* Source passage
+++
The optimal duration of hypothermia has not yet been agreed upon. Certainly, the first trial seems to have only cooled the patients for the first 12 hours. Subsequently, studies have focused on 12 to 24 hour ranges. The AHA guidelines recommend this as the ideal period.
Methodological problems abound in hypothermia literature, which is par for the course in the historically murky waters of post-resuscitation care. There are few high quality studies because no investigator dares tread from the beaten path lest they sink gurgling into the swamp of resuscitation ethics. Let us examine these valiant attempts.
Bernard et al (from Melbourne, Australia) performed their trial on 77 men and women who had out-of-hospital VF arrests. This sample group were randomised in a wholly non-random way, without allocation concealment: the decision to cool or not to cool was made according to a calendar, on the basis of whether the date was odd or even.
But let us ignore that for a second. The exclusion criteria clearly make this an "efficacy" rather than an "effectiveness" trial. The patients were very carefully selected. I suppose the most delicate problem was the hemodynamic stability of the patients. Only the stable ones qualified for cooling. All those VF arrests which occurred due to massive coronary events (why, that's the majority of them) who come to ED in cardiogenic shock - excluded. Non-VF arrests? Excluded. Drug overdose or head injury? Excluded.
+++
* Work order 1
In the passage on therapeutic hypothermia, how was it decided whether a patient in the Bernard et al trial would be cooled?
* Work order 2
Reproduce the hypothermia passage from "The optimal duration" up to and including "the ideal period.".
The records that follow come from a different source than the passage on therapeutic hypothermia.
+++
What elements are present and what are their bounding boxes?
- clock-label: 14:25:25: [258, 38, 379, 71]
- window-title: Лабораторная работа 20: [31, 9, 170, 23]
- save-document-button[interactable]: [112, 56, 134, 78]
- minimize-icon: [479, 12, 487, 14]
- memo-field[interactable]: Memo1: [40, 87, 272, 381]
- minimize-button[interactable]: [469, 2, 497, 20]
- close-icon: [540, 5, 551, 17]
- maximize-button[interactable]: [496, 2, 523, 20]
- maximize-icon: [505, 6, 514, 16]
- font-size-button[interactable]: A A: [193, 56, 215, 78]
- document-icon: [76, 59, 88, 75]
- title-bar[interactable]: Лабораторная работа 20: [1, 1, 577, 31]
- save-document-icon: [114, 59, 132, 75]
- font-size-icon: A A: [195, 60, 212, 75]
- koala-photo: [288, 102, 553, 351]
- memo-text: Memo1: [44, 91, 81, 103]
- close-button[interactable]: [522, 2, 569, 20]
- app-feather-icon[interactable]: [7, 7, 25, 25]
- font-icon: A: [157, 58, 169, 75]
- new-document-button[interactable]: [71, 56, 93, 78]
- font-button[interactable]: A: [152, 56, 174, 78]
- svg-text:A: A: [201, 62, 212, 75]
+++
* Solution 1
By a calendar, according to whether the date was odd or even.

* Solution 2
The optimal duration of hypothermia has not yet been agreed upon. Certainly, the first trial seems to have only cooled the patients for the first 12 hours. Subsequently, studies have focused on 12 to 24 hour ranges. The AHA guidelines recommend this as the ideal period.